### Written instruction
Repeat the whole of the data, keeping every detail the same.

### Source records
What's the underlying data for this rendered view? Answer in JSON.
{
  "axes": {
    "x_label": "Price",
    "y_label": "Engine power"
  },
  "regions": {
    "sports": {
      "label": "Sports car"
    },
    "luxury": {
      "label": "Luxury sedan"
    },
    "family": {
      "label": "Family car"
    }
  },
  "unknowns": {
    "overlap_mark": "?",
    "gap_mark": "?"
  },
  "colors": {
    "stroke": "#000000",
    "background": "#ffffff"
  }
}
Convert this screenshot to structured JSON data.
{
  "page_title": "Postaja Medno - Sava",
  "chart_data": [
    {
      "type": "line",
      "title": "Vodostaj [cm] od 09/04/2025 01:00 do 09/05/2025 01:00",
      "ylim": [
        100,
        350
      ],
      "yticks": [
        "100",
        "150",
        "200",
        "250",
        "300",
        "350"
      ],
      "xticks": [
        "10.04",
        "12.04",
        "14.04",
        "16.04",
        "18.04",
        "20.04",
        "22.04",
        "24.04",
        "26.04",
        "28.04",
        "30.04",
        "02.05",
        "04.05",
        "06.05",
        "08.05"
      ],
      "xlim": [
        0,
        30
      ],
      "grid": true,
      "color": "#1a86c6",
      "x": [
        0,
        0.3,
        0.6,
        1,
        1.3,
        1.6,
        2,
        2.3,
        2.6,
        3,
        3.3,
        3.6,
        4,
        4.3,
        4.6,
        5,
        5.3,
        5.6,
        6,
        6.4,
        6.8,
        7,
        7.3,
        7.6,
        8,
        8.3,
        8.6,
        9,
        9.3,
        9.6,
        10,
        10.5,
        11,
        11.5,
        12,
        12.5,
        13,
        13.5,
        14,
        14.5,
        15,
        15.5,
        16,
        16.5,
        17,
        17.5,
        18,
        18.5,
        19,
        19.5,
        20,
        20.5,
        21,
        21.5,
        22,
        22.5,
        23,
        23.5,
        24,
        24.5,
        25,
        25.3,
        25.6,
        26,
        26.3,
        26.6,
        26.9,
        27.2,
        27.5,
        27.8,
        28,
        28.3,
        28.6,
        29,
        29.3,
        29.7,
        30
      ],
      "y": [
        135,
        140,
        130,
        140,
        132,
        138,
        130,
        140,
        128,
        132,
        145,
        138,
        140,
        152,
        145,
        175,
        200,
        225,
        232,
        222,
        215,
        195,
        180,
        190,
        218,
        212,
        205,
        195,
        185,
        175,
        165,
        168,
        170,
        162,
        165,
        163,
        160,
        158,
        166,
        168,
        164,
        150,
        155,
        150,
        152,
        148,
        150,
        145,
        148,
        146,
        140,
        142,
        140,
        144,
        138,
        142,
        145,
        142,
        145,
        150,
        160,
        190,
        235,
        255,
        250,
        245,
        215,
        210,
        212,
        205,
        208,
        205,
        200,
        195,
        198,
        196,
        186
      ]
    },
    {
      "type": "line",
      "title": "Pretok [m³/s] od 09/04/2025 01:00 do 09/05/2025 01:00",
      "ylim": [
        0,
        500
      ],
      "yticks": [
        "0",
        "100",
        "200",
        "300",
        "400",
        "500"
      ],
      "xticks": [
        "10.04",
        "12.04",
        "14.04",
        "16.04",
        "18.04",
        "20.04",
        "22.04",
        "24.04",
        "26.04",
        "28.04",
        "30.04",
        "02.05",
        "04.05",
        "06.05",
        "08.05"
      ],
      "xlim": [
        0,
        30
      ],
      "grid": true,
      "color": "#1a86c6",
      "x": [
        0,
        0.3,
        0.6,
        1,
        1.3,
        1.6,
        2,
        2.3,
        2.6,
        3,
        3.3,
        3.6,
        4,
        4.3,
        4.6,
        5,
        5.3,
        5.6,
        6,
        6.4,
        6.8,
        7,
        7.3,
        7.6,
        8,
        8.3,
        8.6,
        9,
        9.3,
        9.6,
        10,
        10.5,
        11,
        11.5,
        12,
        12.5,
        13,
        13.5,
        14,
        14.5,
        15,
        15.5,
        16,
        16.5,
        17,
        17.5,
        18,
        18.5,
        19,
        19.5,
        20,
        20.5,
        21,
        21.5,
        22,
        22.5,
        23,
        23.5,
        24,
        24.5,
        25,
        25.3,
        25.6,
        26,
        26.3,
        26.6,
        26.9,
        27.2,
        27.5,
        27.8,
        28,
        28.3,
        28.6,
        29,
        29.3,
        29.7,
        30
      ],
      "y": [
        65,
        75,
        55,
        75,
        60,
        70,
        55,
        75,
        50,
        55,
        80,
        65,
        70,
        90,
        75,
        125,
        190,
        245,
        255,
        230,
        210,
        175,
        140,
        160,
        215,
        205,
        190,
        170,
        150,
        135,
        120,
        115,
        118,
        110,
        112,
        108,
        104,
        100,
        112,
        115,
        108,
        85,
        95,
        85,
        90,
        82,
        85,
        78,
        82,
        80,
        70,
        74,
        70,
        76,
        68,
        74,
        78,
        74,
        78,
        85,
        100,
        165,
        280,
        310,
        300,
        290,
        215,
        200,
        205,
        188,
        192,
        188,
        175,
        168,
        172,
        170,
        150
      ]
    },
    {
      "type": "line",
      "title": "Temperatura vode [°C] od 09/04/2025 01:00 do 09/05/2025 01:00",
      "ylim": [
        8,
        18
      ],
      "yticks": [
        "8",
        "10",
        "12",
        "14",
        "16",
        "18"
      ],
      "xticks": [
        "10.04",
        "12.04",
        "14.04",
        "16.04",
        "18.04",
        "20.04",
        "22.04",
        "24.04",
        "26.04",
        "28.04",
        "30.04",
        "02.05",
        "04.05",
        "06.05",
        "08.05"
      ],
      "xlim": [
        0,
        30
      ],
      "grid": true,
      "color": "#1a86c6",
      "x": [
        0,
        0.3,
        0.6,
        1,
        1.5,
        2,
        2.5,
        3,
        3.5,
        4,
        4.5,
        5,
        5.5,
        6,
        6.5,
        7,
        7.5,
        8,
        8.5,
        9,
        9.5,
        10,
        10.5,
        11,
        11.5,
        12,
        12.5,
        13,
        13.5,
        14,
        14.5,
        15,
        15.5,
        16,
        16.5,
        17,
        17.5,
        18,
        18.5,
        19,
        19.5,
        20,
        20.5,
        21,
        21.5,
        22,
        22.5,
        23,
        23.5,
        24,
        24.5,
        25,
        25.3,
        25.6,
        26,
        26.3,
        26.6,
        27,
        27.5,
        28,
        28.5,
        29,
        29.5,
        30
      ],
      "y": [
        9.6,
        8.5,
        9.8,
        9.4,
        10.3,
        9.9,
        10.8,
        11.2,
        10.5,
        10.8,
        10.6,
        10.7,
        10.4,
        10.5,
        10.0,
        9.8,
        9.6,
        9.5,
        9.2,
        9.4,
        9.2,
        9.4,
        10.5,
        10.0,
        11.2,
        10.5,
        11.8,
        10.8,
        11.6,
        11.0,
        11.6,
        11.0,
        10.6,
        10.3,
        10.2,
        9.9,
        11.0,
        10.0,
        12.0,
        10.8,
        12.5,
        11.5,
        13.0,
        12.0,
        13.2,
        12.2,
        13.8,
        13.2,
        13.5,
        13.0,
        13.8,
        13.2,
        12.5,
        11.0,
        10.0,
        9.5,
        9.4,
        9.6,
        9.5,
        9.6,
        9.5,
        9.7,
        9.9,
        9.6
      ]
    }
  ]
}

### Reply to the task
What's the underlying data for this rendered view? Answer in JSON.
{
  "axes": {
    "x_label": "Price",
    "y_label": "Engine power"
  },
  "regions": {
    "sports": {
      "label": "Sports car"
    },
    "luxury": {
      "label": "Luxury sedan"
    },
    "family": {
      "label": "Family car"
    }
  },
  "unknowns": {
    "overlap_mark": "?",
    "gap_mark": "?"
  },
  "colors": {
    "stroke": "#000000",
    "background": "#ffffff"
  }
}
Convert this screenshot to structured JSON data.
{
  "page_title": "Postaja Medno - Sava",
  "chart_data": [
    {
      "type": "line",
      "title": "Vodostaj [cm] od 09/04/2025 01:00 do 09/05/2025 01:00",
      "ylim": [
        100,
        350
      ],
      "yticks": [
        "100",
        "150",
        "200",
        "250",
        "300",
        "350"
      ],
      "xticks": [
        "10.04",
        "12.04",
        "14.04",
        "16.04",
        "18.04",
        "20.04",
        "22.04",
        "24.04",
        "26.04",
        "28.04",
        "30.04",
        "02.05",
        "04.05",
        "06.05",
        "08.05"
      ],
      "xlim": [
        0,
        30
      ],
      "grid": true,
      "color": "#1a86c6",
      "x": [
        0,
        0.3,
        0.6,
        1,
        1.3,
        1.6,
        2,
        2.3,
        2.6,
        3,
        3.3,
        3.6,
        4,
        4.3,
        4.6,
        5,
        5.3,
        5.6,
        6,
        6.4,
        6.8,
        7,
        7.3,
        7.6,
        8,
        8.3,
        8.6,
        9,
        9.3,
        9.6,
        10,
        10.5,
        11,
        11.5,
        12,
        12.5,
        13,
        13.5,
        14,
        14.5,
        15,
        15.5,
        16,
        16.5,
        17,
        17.5,
        18,
        18.5,
        19,
        19.5,
        20,
        20.5,
        21,
        21.5,
        22,
        22.5,
        23,
        23.5,
        24,
        24.5,
        25,
        25.3,
        25.6,
        26,
        26.3,
        26.6,
        26.9,
        27.2,
        27.5,
        27.8,
        28,
        28.3,
        28.6,
        29,
        29.3,
        29.7,
        30
      ],
      "y": [
        135,
        140,
        130,
        140,
        132,
        138,
        130,
        140,
        128,
        132,
        145,
        138,
        140,
        152,
        145,
        175,
        200,
        225,
        232,
        222,
        215,
        195,
        180,
        190,
        218,
        212,
        205,
        195,
        185,
        175,
        165,
        168,
        170,
        162,
        165,
        163,
        160,
        158,
        166,
        168,
        164,
        150,
        155,
        150,
        152,
        148,
        150,
        145,
        148,
        146,
        140,
        142,
        140,
        144,
        138,
        142,
        145,
        142,
        145,
        150,
        160,
        190,
        235,
        255,
        250,
        245,
        215,
        210,
        212,
        205,
        208,
        205,
        200,
        195,
        198,
        196,
        186
      ]
    },
    {
      "type": "line",
      "title": "Pretok [m³/s] od 09/04/2025 01:00 do 09/05/2025 01:00",
      "ylim": [
        0,
        500
      ],
      "yticks": [
        "0",
        "100",
        "200",
        "300",
        "400",
        "500"
      ],
      "xticks": [
        "10.04",
        "12.04",
        "14.04",
        "16.04",
        "18.04",
        "20.04",
        "22.04",
        "24.04",
        "26.04",
        "28.04",
        "30.04",
        "02.05",
        "04.05",
        "06.05",
        "08.05"
      ],
      "xlim": [
        0,
        30
      ],
      "grid": true,
      "color": "#1a86c6",
      "x": [
        0,
        0.3,
        0.6,
        1,
        1.3,
        1.6,
        2,
        2.3,
        2.6,
        3,
        3.3,
        3.6,
        4,
        4.3,
        4.6,
        5,
        5.3,
        5.6,
        6,
        6.4,
        6.8,
        7,
        7.3,
        7.6,
        8,
        8.3,
        8.6,
        9,
        9.3,
        9.6,
        10,
        10.5,
        11,
        11.5,
        12,
        12.5,
        13,
        13.5,
        14,
        14.5,
        15,
        15.5,
        16,
        16.5,
        17,
        17.5,
        18,
        18.5,
        19,
        19.5,
        20,
        20.5,
        21,
        21.5,
        22,
        22.5,
        23,
        23.5,
        24,
        24.5,
        25,
        25.3,
        25.6,
        26,
        26.3,
        26.6,
        26.9,
        27.2,
        27.5,
        27.8,
        28,
        28.3,
        28.6,
        29,
        29.3,
        29.7,
        30
      ],
      "y": [
        65,
        75,
        55,
        75,
        60,
        70,
        55,
        75,
        50,
        55,
        80,
        65,
        70,
        90,
        75,
        125,
        190,
        245,
        255,
        230,
        210,
        175,
        140,
        160,
        215,
        205,
        190,
        170,
        150,
        135,
        120,
        115,
        118,
        110,
        112,
        108,
        104,
        100,
        112,
        115,
        108,
        85,
        95,
        85,
        90,
        82,
        85,
        78,
        82,
        80,
        70,
        74,
        70,
        76,
        68,
        74,
        78,
        74,
        78,
        85,
        100,
        165,
        280,
        310,
        300,
        290,
        215,
        200,
        205,
        188,
        192,
        188,
        175,
        168,
        172,
        170,
        150
      ]
    },
    {
      "type": "line",
      "title": "Temperatura vode [°C] od 09/04/2025 01:00 do 09/05/2025 01:00",
      "ylim": [
        8,
        18
      ],
      "yticks": [
        "8",
        "10",
        "12",
        "14",
        "16",
        "18"
      ],
      "xticks": [
        "10.04",
        "12.04",
        "14.04",
        "16.04",
        "18.04",
        "20.04",
        "22.04",
        "24.04",
        "26.04",
        "28.04",
        "30.04",
        "02.05",
        "04.05",
        "06.05",
        "08.05"
      ],
      "xlim": [
        0,
        30
      ],
      "grid": true,
      "color": "#1a86c6",
      "x": [
        0,
        0.3,
        0.6,
        1,
        1.5,
        2,
        2.5,
        3,
        3.5,
        4,
        4.5,
        5,
        5.5,
        6,
        6.5,
        7,
        7.5,
        8,
        8.5,
        9,
        9.5,
        10,
        10.5,
        11,
        11.5,
        12,
        12.5,
        13,
        13.5,
        14,
        14.5,
        15,
        15.5,
        16,
        16.5,
        17,
        17.5,
        18,
        18.5,
        19,
        19.5,
        20,
        20.5,
        21,
        21.5,
        22,
        22.5,
        23,
        23.5,
        24,
        24.5,
        25,
        25.3,
        25.6,
        26,
        26.3,
        26.6,
        27,
        27.5,
        28,
        28.5,
        29,
        29.5,
        30
      ],
      "y": [
        9.6,
        8.5,
        9.8,
        9.4,
        10.3,
        9.9,
        10.8,
        11.2,
        10.5,
        10.8,
        10.6,
        10.7,
        10.4,
        10.5,
        10.0,
        9.8,
        9.6,
        9.5,
        9.2,
        9.4,
        9.2,
        9.4,
        10.5,
        10.0,
        11.2,
        10.5,
        11.8,
        10.8,
        11.6,
        11.0,
        11.6,
        11.0,
        10.6,
        10.3,
        10.2,
        9.9,
        11.0,
        10.0,
        12.0,
        10.8,
        12.5,
        11.5,
        13.0,
        12.0,
        13.2,
        12.2,
        13.8,
        13.2,
        13.5,
        13.0,
        13.8,
        13.2,
        12.5,
        11.0,
        10.0,
        9.5,
        9.4,
        9.6,
        9.5,
        9.6,
        9.5,
        9.7,
        9.9,
        9.6
      ]
    }
  ]
}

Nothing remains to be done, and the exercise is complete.